[Figure record listings]
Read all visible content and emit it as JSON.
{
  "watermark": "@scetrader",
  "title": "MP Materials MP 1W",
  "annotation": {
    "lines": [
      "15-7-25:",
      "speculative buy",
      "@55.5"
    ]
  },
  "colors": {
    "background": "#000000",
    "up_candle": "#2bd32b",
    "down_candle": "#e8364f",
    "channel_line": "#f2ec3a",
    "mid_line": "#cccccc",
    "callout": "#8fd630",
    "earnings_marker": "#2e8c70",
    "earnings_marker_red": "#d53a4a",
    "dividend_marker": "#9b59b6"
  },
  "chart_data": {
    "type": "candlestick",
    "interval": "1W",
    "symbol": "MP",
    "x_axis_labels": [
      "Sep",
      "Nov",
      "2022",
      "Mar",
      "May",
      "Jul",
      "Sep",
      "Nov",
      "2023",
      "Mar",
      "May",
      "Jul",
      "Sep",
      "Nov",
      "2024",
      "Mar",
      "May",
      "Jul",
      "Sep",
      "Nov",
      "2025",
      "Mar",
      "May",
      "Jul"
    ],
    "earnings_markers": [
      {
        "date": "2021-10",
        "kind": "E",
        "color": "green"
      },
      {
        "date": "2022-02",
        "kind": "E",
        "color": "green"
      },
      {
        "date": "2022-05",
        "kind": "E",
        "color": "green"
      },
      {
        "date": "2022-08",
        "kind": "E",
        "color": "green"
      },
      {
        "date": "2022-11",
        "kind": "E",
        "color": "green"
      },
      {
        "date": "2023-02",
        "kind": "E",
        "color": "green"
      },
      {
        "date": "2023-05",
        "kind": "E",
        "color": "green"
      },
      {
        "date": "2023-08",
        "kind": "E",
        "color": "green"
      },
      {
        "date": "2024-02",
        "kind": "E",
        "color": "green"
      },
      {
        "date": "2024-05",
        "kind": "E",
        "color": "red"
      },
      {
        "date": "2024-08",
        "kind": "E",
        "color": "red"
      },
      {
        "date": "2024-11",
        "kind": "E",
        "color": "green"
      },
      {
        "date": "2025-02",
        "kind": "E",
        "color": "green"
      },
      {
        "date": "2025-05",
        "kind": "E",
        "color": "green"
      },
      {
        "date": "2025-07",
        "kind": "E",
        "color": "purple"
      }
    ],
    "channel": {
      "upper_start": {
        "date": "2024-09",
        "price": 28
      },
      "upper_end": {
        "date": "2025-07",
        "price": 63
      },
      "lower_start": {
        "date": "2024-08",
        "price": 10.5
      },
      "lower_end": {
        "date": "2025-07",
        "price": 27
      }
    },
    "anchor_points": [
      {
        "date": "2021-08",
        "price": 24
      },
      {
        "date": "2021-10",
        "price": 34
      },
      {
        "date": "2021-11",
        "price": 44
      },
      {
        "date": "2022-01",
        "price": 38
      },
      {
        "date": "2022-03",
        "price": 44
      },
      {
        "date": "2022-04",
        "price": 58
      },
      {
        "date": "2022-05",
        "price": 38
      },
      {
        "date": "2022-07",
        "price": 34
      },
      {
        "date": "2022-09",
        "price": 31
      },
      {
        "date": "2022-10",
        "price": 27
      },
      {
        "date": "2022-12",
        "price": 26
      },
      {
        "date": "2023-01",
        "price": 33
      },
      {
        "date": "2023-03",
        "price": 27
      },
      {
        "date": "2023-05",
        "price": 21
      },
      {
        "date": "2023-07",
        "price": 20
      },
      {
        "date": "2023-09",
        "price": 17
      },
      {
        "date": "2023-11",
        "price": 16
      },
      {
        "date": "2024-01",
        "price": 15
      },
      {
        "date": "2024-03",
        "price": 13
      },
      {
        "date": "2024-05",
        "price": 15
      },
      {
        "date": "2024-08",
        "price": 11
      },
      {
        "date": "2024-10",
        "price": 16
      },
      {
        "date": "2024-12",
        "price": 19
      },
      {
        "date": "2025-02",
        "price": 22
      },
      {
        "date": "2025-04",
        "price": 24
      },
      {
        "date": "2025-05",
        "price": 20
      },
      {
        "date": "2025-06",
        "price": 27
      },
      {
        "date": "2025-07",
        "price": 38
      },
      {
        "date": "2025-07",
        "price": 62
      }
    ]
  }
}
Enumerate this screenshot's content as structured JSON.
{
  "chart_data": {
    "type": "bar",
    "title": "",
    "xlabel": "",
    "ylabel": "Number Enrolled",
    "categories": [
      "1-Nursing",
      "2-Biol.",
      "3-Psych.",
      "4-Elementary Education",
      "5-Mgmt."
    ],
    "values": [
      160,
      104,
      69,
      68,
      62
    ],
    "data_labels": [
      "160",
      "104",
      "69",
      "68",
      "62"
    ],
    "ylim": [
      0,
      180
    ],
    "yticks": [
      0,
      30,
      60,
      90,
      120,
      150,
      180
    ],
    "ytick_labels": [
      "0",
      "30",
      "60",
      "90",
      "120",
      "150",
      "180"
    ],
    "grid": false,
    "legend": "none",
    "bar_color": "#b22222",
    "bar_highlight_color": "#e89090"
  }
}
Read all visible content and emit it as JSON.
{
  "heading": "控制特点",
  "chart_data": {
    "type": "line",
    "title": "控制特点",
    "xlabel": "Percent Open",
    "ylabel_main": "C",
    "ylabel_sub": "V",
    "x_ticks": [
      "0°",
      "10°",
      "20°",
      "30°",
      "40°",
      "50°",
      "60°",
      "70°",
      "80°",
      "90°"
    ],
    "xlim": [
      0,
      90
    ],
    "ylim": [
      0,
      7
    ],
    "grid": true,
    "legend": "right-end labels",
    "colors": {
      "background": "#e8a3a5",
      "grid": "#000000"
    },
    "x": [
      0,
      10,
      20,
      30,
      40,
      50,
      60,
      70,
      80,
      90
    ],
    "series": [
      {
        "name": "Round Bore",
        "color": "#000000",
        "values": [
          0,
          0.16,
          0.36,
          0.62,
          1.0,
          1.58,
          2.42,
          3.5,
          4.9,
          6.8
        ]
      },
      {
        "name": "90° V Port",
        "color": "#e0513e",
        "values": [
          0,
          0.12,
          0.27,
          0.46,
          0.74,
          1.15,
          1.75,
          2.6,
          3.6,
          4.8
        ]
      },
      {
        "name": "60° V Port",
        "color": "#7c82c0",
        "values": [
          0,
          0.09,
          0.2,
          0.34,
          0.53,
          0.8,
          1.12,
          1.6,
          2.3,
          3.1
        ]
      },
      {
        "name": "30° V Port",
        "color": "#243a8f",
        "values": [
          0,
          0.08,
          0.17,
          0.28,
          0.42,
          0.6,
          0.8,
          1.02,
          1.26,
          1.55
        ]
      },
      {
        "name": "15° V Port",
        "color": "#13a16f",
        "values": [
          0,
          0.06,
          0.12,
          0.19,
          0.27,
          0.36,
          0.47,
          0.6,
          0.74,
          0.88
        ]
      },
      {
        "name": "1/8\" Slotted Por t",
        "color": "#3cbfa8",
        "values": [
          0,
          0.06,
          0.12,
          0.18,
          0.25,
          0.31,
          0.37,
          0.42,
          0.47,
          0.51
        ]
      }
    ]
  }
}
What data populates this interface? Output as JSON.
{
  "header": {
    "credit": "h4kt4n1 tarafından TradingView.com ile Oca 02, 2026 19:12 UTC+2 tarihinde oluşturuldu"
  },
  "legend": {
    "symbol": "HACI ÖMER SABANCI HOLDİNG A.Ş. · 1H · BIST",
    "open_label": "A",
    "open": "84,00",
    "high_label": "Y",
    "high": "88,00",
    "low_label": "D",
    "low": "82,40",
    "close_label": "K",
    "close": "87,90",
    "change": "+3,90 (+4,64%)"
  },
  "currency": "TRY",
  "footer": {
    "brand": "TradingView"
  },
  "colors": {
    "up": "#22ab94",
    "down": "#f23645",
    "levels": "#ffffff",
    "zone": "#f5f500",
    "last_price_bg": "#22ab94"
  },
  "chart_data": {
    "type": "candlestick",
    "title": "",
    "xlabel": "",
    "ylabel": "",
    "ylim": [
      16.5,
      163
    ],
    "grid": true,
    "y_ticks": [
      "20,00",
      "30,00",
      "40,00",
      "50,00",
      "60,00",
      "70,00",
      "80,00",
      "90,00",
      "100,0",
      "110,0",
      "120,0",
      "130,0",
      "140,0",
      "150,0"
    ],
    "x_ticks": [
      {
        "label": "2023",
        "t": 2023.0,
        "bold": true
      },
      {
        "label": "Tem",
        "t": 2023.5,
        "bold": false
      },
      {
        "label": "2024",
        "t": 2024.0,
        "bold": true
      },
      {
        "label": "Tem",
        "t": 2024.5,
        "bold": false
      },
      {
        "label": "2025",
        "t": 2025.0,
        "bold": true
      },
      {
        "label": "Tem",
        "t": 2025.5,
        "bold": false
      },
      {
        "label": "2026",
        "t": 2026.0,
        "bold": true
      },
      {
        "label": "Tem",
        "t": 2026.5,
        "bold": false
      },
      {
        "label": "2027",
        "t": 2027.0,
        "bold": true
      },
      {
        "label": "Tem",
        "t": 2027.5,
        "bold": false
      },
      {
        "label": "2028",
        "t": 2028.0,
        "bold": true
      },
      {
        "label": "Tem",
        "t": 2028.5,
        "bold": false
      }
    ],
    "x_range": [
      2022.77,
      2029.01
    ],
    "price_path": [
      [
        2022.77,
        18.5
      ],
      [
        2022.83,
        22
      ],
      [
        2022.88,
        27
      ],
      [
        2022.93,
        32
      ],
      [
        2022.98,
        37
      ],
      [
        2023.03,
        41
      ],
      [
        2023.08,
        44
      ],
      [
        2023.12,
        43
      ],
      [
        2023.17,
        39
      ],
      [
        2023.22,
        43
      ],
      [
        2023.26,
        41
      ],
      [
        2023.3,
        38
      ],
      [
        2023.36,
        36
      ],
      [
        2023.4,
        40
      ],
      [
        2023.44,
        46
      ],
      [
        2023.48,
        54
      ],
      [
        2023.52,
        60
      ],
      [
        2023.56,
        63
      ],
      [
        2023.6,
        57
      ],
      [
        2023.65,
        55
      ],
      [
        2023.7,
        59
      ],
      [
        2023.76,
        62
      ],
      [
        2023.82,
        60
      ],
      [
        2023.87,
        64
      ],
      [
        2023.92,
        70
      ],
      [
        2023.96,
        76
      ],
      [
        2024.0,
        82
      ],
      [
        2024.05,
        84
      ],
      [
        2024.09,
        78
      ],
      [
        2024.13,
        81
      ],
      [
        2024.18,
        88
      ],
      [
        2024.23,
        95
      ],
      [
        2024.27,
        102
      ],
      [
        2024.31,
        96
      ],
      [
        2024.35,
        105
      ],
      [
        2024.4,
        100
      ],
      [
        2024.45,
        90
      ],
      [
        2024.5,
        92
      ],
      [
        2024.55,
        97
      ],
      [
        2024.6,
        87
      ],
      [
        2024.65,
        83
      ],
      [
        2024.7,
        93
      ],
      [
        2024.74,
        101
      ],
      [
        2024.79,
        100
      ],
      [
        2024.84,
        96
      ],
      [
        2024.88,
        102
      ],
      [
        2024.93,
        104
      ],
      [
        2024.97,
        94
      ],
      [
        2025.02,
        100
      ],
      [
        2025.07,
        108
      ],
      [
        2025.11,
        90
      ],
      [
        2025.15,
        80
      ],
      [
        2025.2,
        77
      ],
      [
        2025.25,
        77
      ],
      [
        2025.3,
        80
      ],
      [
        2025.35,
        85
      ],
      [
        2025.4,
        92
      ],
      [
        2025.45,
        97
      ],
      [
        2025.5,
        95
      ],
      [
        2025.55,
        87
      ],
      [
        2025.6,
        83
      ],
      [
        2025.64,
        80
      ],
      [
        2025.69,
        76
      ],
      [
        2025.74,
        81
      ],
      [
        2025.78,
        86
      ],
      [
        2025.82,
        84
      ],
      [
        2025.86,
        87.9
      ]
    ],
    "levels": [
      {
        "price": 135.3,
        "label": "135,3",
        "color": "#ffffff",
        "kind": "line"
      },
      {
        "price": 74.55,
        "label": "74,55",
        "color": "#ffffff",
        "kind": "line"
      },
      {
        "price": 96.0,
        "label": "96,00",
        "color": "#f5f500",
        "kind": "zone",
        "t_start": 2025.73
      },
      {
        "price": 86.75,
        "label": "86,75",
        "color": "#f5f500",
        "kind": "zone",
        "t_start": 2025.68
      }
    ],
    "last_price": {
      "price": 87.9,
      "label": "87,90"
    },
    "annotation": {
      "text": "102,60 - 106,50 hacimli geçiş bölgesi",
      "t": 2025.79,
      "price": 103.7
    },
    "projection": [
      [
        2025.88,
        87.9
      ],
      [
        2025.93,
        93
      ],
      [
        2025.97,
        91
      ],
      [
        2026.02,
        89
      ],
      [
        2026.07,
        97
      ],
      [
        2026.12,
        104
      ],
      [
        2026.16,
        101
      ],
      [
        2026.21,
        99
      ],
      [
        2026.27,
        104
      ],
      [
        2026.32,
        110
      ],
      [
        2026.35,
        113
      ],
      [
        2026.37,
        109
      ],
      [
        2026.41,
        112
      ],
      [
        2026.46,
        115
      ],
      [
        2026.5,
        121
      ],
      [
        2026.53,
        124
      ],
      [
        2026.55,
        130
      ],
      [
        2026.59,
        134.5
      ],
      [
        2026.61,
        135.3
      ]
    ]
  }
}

• Written instruction: Your task is to report how many lines of the material include the string "title". Give the number and no other words.

• Reply: 4